>> Begin PROVIDED DATA

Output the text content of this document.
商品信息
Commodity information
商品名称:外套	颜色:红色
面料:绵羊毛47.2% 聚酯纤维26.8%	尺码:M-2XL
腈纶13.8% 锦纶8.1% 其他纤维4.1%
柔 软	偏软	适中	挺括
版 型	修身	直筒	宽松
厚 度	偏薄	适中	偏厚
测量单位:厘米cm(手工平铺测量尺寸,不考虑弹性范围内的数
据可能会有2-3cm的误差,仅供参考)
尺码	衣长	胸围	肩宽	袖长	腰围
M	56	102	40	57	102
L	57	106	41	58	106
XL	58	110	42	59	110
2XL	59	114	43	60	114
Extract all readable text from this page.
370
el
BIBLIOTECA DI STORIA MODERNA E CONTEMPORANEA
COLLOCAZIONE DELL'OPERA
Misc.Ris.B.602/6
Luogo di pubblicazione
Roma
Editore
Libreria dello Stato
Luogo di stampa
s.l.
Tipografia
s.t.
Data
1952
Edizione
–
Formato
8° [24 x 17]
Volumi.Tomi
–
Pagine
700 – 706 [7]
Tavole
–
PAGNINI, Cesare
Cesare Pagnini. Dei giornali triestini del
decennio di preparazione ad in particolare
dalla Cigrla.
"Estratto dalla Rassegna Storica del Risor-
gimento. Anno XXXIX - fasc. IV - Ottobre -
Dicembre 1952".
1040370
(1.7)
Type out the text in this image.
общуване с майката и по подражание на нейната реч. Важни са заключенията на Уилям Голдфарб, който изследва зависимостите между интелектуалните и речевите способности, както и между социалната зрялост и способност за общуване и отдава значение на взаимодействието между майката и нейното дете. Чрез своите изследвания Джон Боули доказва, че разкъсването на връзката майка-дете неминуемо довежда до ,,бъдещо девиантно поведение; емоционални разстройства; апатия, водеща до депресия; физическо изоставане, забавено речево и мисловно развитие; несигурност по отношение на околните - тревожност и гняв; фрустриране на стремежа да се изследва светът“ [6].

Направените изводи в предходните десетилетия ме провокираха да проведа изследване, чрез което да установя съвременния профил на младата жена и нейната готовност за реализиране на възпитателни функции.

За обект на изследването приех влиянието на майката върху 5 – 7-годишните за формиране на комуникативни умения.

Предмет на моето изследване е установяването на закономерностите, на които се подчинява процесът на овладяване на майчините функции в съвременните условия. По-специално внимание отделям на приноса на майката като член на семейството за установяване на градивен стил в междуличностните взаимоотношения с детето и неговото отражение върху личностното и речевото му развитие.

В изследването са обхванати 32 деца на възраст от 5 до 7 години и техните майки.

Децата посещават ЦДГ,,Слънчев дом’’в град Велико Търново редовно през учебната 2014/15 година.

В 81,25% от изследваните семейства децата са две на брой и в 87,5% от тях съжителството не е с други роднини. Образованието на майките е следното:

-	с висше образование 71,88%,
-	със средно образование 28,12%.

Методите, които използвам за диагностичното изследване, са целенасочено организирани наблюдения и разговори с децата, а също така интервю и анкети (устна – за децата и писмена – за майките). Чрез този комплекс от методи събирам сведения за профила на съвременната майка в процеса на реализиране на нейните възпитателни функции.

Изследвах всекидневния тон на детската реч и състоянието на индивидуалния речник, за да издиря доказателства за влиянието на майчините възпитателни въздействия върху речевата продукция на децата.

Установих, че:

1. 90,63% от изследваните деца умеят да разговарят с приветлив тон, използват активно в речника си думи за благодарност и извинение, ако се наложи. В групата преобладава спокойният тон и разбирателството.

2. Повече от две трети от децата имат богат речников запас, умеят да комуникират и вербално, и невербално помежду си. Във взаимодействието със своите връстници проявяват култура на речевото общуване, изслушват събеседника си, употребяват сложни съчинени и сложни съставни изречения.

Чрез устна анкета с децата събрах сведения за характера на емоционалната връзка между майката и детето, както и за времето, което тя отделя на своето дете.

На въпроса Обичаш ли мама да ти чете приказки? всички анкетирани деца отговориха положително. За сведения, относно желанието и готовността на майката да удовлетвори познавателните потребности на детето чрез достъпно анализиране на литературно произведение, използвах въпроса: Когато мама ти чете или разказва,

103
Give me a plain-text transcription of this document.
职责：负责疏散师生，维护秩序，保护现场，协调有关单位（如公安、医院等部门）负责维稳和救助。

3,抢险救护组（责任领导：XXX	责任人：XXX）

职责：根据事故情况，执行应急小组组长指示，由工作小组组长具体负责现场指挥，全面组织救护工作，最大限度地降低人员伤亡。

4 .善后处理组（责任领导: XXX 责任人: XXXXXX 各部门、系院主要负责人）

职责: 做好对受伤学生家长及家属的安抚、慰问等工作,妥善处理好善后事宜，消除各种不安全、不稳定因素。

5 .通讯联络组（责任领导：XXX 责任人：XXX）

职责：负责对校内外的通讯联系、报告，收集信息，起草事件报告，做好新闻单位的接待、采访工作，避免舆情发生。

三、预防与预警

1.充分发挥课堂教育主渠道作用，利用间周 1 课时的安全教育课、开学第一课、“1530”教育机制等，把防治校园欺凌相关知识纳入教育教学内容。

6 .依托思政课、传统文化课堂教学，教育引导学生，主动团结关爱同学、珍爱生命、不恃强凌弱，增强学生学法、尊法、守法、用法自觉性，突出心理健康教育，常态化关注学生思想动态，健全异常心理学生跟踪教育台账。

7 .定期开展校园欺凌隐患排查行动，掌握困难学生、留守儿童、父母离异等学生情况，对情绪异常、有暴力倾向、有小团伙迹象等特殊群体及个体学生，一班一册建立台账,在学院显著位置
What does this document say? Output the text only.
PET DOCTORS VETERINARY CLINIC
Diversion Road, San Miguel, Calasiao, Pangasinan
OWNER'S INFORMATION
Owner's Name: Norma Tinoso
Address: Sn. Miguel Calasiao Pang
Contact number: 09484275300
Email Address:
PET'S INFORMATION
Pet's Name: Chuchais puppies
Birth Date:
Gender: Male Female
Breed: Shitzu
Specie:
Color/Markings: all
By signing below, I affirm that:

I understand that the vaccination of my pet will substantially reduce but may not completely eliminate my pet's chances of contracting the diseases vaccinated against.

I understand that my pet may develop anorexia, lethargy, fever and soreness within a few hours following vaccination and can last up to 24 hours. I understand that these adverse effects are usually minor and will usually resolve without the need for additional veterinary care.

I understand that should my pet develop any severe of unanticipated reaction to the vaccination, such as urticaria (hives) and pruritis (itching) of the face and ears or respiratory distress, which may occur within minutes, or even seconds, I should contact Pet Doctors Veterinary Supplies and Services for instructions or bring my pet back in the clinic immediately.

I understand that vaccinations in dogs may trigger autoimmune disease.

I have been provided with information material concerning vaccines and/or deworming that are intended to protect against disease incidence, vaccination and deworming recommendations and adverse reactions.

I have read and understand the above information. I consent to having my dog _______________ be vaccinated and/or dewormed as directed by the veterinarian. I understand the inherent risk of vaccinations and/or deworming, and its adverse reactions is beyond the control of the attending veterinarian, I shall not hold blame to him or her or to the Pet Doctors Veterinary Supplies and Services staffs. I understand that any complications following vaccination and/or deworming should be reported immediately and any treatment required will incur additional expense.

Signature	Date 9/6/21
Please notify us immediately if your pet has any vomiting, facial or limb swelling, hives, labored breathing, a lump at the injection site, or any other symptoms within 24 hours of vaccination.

>> End PROVIDED DATA

▸ WHAT YOU ARE ASKED TO DO
Write out every entry verbatim.

▸ EXERCISE RESULT
Output the text content of this document.
商品信息
Commodity information
商品名称:外套	颜色:红色
面料:绵羊毛47.2% 聚酯纤维26.8%	尺码:M-2XL
腈纶13.8% 锦纶8.1% 其他纤维4.1%
柔 软	偏软	适中	挺括
版 型	修身	直筒	宽松
厚 度	偏薄	适中	偏厚
测量单位:厘米cm(手工平铺测量尺寸,不考虑弹性范围内的数
据可能会有2-3cm的误差,仅供参考)
尺码	衣长	胸围	肩宽	袖长	腰围
M	56	102	40	57	102
L	57	106	41	58	106
XL	58	110	42	59	110
2XL	59	114	43	60	114
Extract all readable text from this page.
370
el
BIBLIOTECA DI STORIA MODERNA E CONTEMPORANEA
COLLOCAZIONE DELL'OPERA
Misc.Ris.B.602/6
Luogo di pubblicazione
Roma
Editore
Libreria dello Stato
Luogo di stampa
s.l.
Tipografia
s.t.
Data
1952
Edizione
–
Formato
8° [24 x 17]
Volumi.Tomi
–
Pagine
700 – 706 [7]
Tavole
–
PAGNINI, Cesare
Cesare Pagnini. Dei giornali triestini del
decennio di preparazione ad in particolare
dalla Cigrla.
"Estratto dalla Rassegna Storica del Risor-
gimento. Anno XXXIX - fasc. IV - Ottobre -
Dicembre 1952".
1040370
(1.7)
Type out the text in this image.
общуване с майката и по подражание на нейната реч. Важни са заключенията на Уилям Голдфарб, който изследва зависимостите между интелектуалните и речевите способности, както и между социалната зрялост и способност за общуване и отдава значение на взаимодействието между майката и нейното дете. Чрез своите изследвания Джон Боули доказва, че разкъсването на връзката майка-дете неминуемо довежда до ,,бъдещо девиантно поведение; емоционални разстройства; апатия, водеща до депресия; физическо изоставане, забавено речево и мисловно развитие; несигурност по отношение на околните - тревожност и гняв; фрустриране на стремежа да се изследва светът“ [6].

Направените изводи в предходните десетилетия ме провокираха да проведа изследване, чрез което да установя съвременния профил на младата жена и нейната готовност за реализиране на възпитателни функции.

За обект на изследването приех влиянието на майката върху 5 – 7-годишните за формиране на комуникативни умения.

Предмет на моето изследване е установяването на закономерностите, на които се подчинява процесът на овладяване на майчините функции в съвременните условия. По-специално внимание отделям на приноса на майката като член на семейството за установяване на градивен стил в междуличностните взаимоотношения с детето и неговото отражение върху личностното и речевото му развитие.

В изследването са обхванати 32 деца на възраст от 5 до 7 години и техните майки.

Децата посещават ЦДГ,,Слънчев дом’’в град Велико Търново редовно през учебната 2014/15 година.

В 81,25% от изследваните семейства децата са две на брой и в 87,5% от тях съжителството не е с други роднини. Образованието на майките е следното:

-	с висше образование 71,88%,
-	със средно образование 28,12%.

Методите, които използвам за диагностичното изследване, са целенасочено организирани наблюдения и разговори с децата, а също така интервю и анкети (устна – за децата и писмена – за майките). Чрез този комплекс от методи събирам сведения за профила на съвременната майка в процеса на реализиране на нейните възпитателни функции.

Изследвах всекидневния тон на детската реч и състоянието на индивидуалния речник, за да издиря доказателства за влиянието на майчините възпитателни въздействия върху речевата продукция на децата.

Установих, че:

1. 90,63% от изследваните деца умеят да разговарят с приветлив тон, използват активно в речника си думи за благодарност и извинение, ако се наложи. В групата преобладава спокойният тон и разбирателството.

2. Повече от две трети от децата имат богат речников запас, умеят да комуникират и вербално, и невербално помежду си. Във взаимодействието със своите връстници проявяват култура на речевото общуване, изслушват събеседника си, употребяват сложни съчинени и сложни съставни изречения.

Чрез устна анкета с децата събрах сведения за характера на емоционалната връзка между майката и детето, както и за времето, което тя отделя на своето дете.

На въпроса Обичаш ли мама да ти чете приказки? всички анкетирани деца отговориха положително. За сведения, относно желанието и готовността на майката да удовлетвори познавателните потребности на детето чрез достъпно анализиране на литературно произведение, използвах въпроса: Когато мама ти чете или разказва,

103
Give me a plain-text transcription of this document.
职责：负责疏散师生，维护秩序，保护现场，协调有关单位（如公安、医院等部门）负责维稳和救助。

3,抢险救护组（责任领导：XXX	责任人：XXX）

职责：根据事故情况，执行应急小组组长指示，由工作小组组长具体负责现场指挥，全面组织救护工作，最大限度地降低人员伤亡。

4 .善后处理组（责任领导: XXX 责任人: XXXXXX 各部门、系院主要负责人）

职责: 做好对受伤学生家长及家属的安抚、慰问等工作,妥善处理好善后事宜，消除各种不安全、不稳定因素。

5 .通讯联络组（责任领导：XXX 责任人：XXX）

职责：负责对校内外的通讯联系、报告，收集信息，起草事件报告，做好新闻单位的接待、采访工作，避免舆情发生。

三、预防与预警

1.充分发挥课堂教育主渠道作用，利用间周 1 课时的安全教育课、开学第一课、“1530”教育机制等，把防治校园欺凌相关知识纳入教育教学内容。

6 .依托思政课、传统文化课堂教学，教育引导学生，主动团结关爱同学、珍爱生命、不恃强凌弱，增强学生学法、尊法、守法、用法自觉性，突出心理健康教育，常态化关注学生思想动态，健全异常心理学生跟踪教育台账。

7 .定期开展校园欺凌隐患排查行动，掌握困难学生、留守儿童、父母离异等学生情况，对情绪异常、有暴力倾向、有小团伙迹象等特殊群体及个体学生，一班一册建立台账,在学院显著位置
What does this document say? Output the text only.
PET DOCTORS VETERINARY CLINIC
Diversion Road, San Miguel, Calasiao, Pangasinan
OWNER'S INFORMATION
Owner's Name: Norma Tinoso
Address: Sn. Miguel Calasiao Pang
Contact number: 09484275300
Email Address:
PET'S INFORMATION
Pet's Name: Chuchais puppies
Birth Date:
Gender: Male Female
Breed: Shitzu
Specie:
Color/Markings: all
By signing below, I affirm that:

I understand that the vaccination of my pet will substantially reduce but may not completely eliminate my pet's chances of contracting the diseases vaccinated against.

I understand that my pet may develop anorexia, lethargy, fever and soreness within a few hours following vaccination and can last up to 24 hours. I understand that these adverse effects are usually minor and will usually resolve without the need for additional veterinary care.

I understand that should my pet develop any severe of unanticipated reaction to the vaccination, such as urticaria (hives) and pruritis (itching) of the face and ears or respiratory distress, which may occur within minutes, or even seconds, I should contact Pet Doctors Veterinary Supplies and Services for instructions or bring my pet back in the clinic immediately.

I understand that vaccinations in dogs may trigger autoimmune disease.

I have been provided with information material concerning vaccines and/or deworming that are intended to protect against disease incidence, vaccination and deworming recommendations and adverse reactions.

I have read and understand the above information. I consent to having my dog _______________ be vaccinated and/or dewormed as directed by the veterinarian. I understand the inherent risk of vaccinations and/or deworming, and its adverse reactions is beyond the control of the attending veterinarian, I shall not hold blame to him or her or to the Pet Doctors Veterinary Supplies and Services staffs. I understand that any complications following vaccination and/or deworming should be reported immediately and any treatment required will incur additional expense.

Signature	Date 9/6/21
Please notify us immediately if your pet has any vomiting, facial or limb swelling, hives, labored breathing, a lump at the injection site, or any other symptoms within 24 hours of vaccination.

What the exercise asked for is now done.